To do:
Reproduce everything in the items below, from the line containing "Localize all elements." down to the line containing "gender-label: 角色性别 [38,144,106,164]", including both of those lines. Leave the pictures out of your answer.

Exercise materials:
☆ ☆ ☆ ☆ ☆
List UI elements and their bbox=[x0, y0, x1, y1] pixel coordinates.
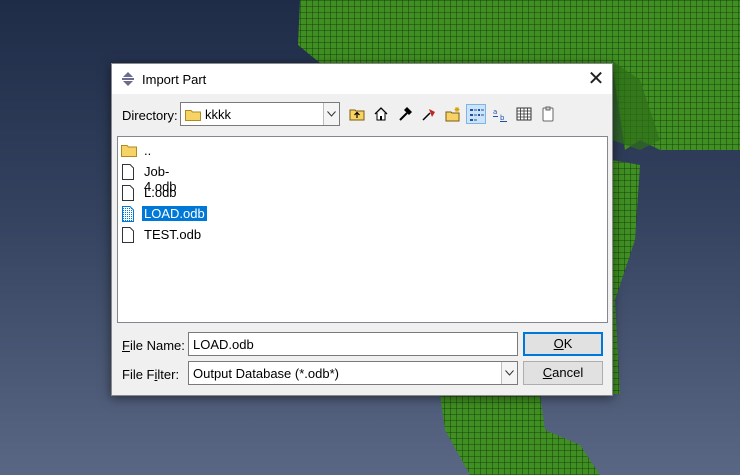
☆ ☆ ☆ ☆ ☆
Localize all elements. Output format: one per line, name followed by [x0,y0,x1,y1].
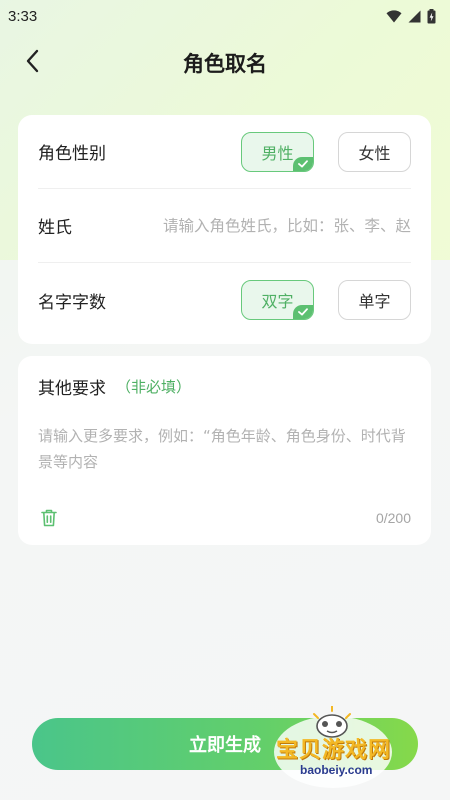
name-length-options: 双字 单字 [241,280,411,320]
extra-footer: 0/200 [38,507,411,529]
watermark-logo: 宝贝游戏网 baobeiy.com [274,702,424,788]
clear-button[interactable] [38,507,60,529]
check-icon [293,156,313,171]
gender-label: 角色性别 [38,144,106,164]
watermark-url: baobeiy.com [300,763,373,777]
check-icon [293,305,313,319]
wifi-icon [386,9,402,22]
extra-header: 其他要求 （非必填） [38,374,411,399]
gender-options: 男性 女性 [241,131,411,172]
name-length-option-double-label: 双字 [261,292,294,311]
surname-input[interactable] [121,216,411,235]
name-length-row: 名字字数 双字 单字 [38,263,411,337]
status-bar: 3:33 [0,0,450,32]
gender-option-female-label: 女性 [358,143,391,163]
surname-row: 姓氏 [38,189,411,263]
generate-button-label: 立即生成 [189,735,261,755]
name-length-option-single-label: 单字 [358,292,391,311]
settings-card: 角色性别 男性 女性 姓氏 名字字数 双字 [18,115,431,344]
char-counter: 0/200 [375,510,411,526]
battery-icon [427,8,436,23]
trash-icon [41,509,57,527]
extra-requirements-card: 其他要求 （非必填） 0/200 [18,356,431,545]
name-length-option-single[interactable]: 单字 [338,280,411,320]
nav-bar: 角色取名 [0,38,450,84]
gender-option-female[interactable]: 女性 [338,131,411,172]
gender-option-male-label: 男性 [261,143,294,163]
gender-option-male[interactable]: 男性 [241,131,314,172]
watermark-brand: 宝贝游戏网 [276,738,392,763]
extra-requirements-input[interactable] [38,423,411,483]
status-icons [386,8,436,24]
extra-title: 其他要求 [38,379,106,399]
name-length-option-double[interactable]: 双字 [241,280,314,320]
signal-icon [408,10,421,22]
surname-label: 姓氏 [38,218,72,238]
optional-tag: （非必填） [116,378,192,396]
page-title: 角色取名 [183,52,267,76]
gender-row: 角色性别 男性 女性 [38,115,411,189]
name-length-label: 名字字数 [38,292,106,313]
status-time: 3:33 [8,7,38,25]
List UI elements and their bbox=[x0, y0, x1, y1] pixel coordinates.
☆ ☆ ☆ ☆ ☆
Written solution:
Localize all elements. Output format: one per line, name followed by [x0,y0,x1,y1].
name-length-options: 双字 单字 [241,280,411,320]
extra-footer: 0/200 [38,507,411,529]
watermark-logo: 宝贝游戏网 baobeiy.com [274,702,424,788]
clear-button[interactable] [38,507,60,529]
check-icon [293,156,313,171]
gender-label: 角色性别 [38,144,106,164]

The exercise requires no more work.